- [Your objective]:
Copy every line of the entries that includes the word "icon".

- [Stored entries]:
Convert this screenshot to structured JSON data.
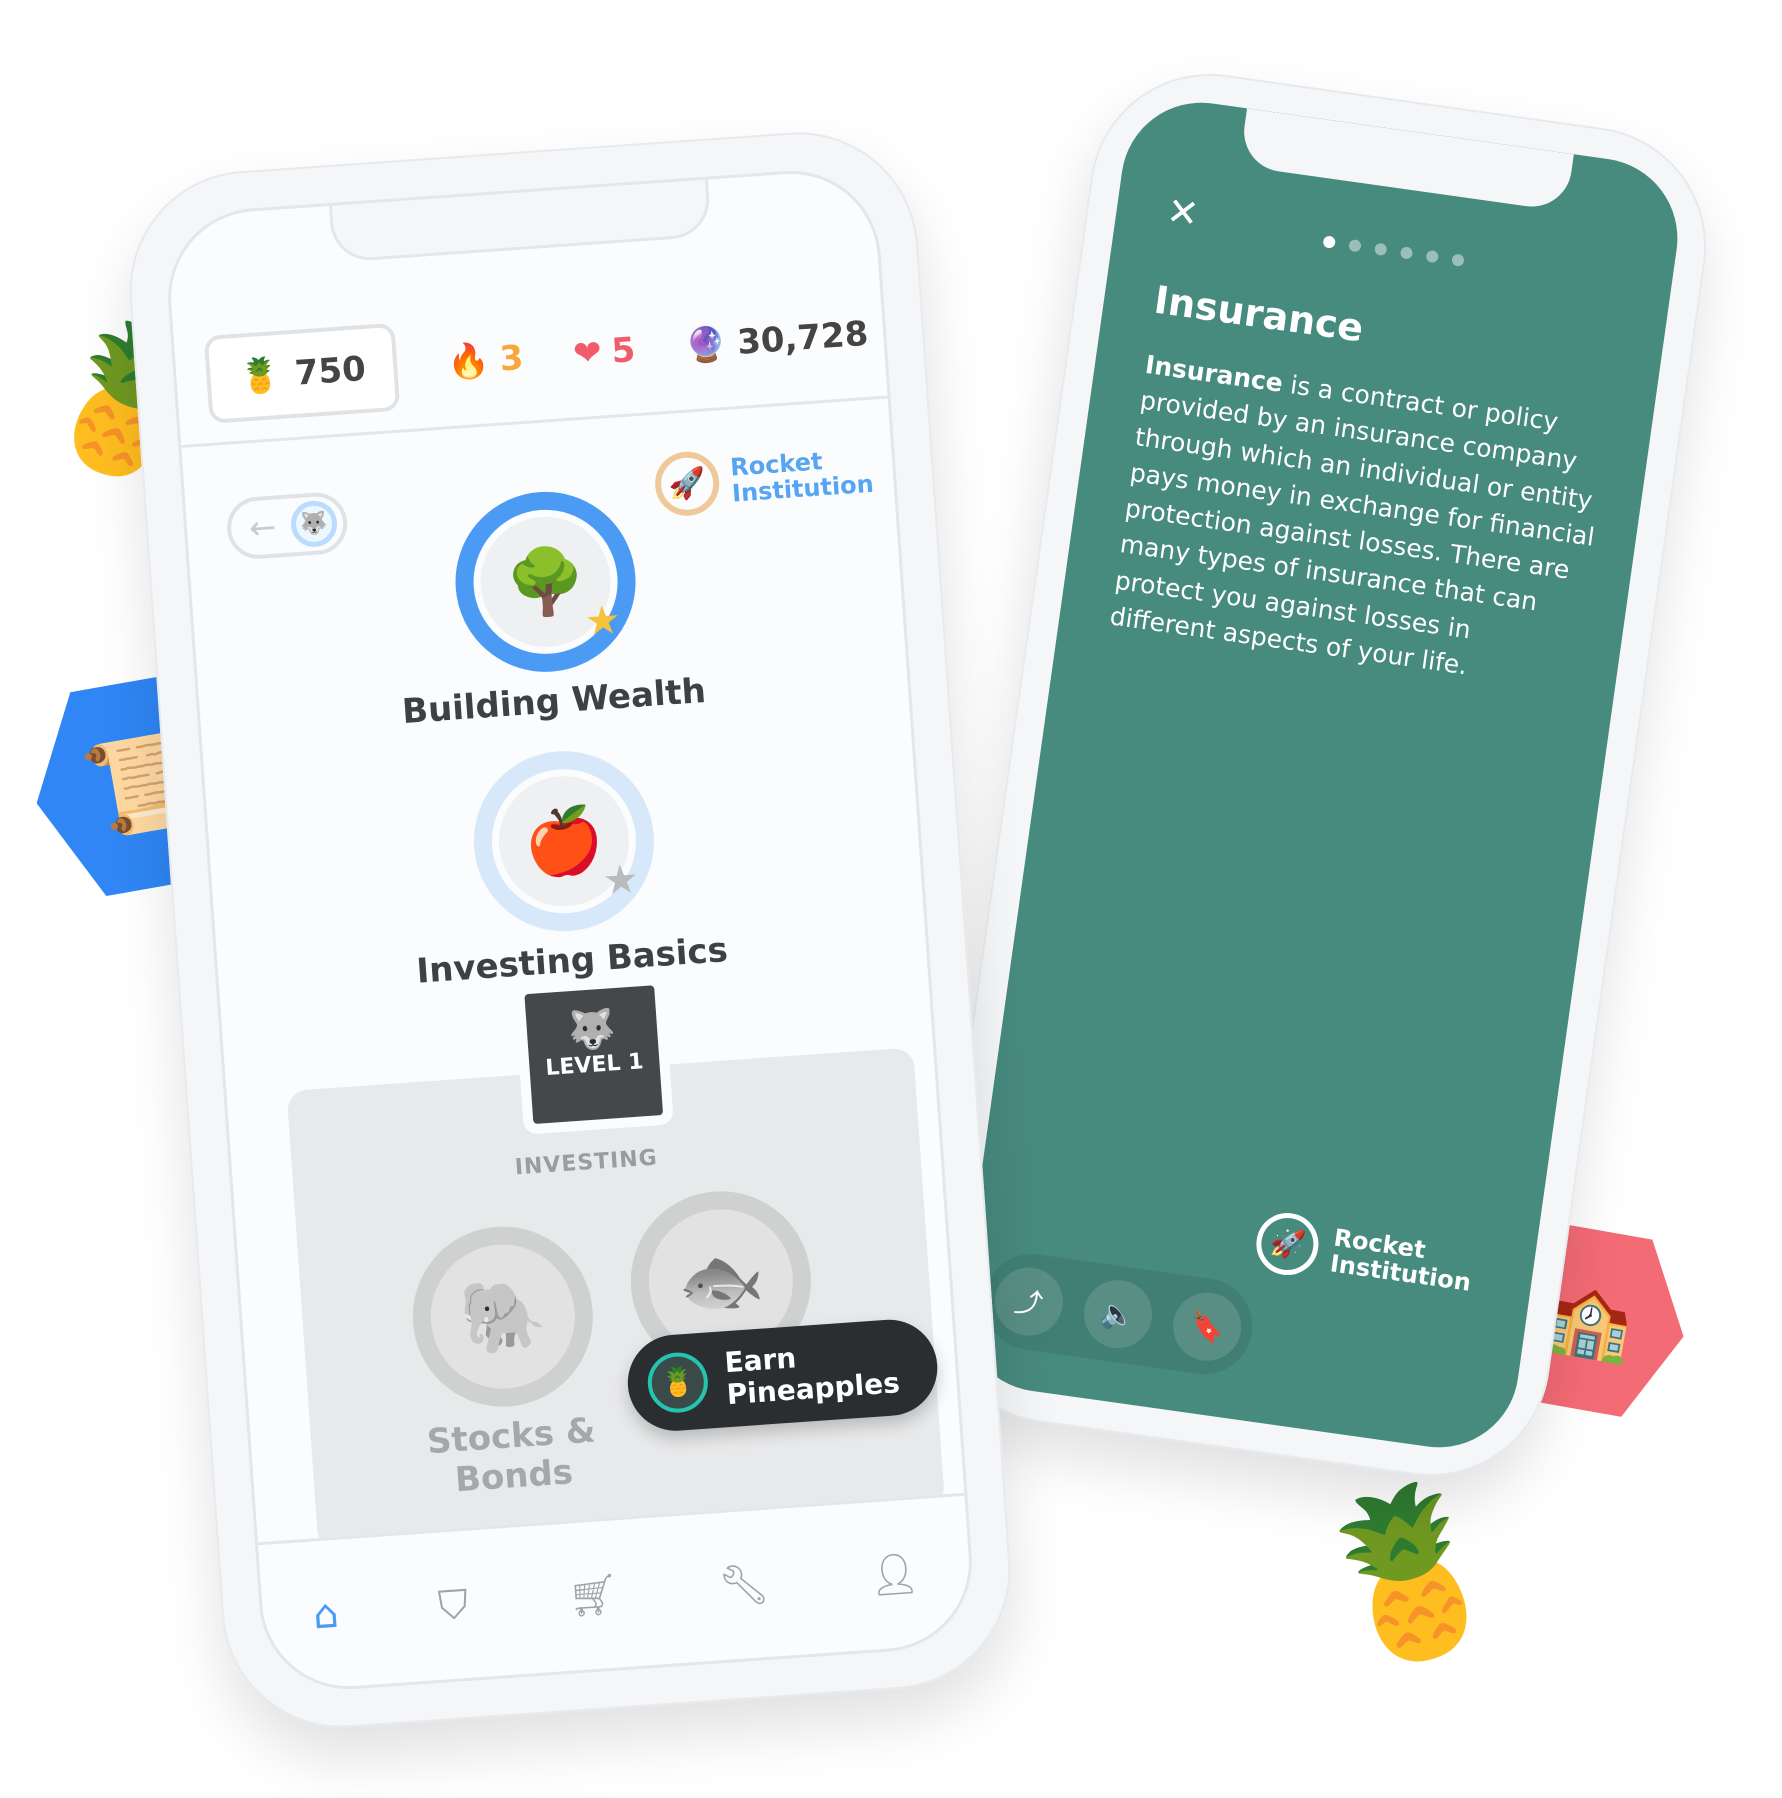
{
  "left_phone": {
    "stats": {
      "pineapples": "750",
      "streak": "3",
      "hearts": "5",
      "gems": "30,728"
    },
    "sponsor": {
      "line1": "Rocket",
      "line2": "Institution"
    },
    "lessons": [
      {
        "label": "Building Wealth",
        "icon": "tree-icon",
        "complete": true
      },
      {
        "label": "Investing Basics",
        "icon": "apple-icon",
        "complete": false
      }
    ],
    "level_badge": "LEVEL 1",
    "section_title": "INVESTING",
    "locked_lessons": [
      {
        "label": "Stocks & Bonds",
        "icon": "elephant-icon"
      },
      {
        "label": "",
        "icon": "fish-icon"
      }
    ],
    "earn_button": {
      "line1": "Earn",
      "line2": "Pineapples"
    },
    "nav": [
      "home",
      "shield",
      "cart",
      "wrench",
      "profile"
    ]
  },
  "right_phone": {
    "title": "Insurance",
    "body_bold": "Insurance",
    "body_rest": " is a contract or policy provided by an insurance company through which an individual or entity pays money in exchange for financial protection against losses. There are many types of insurance that can protect you against losses in different aspects of your life.",
    "page_dots": 6,
    "active_dot": 1,
    "sponsor": {
      "line1": "Rocket",
      "line2": "Institution"
    },
    "actions": [
      "share",
      "audio",
      "bookmark"
    ]
  },
  "colors": {
    "accent": "#4b9bf5",
    "card_green": "#478a7e",
    "streak": "#f7a73b",
    "heart": "#f25b6a"
  }
}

- [Worked answer]:
        "icon": "tree-icon",
        "icon": "apple-icon",
        "icon": "elephant-icon"
        "icon": "fish-icon"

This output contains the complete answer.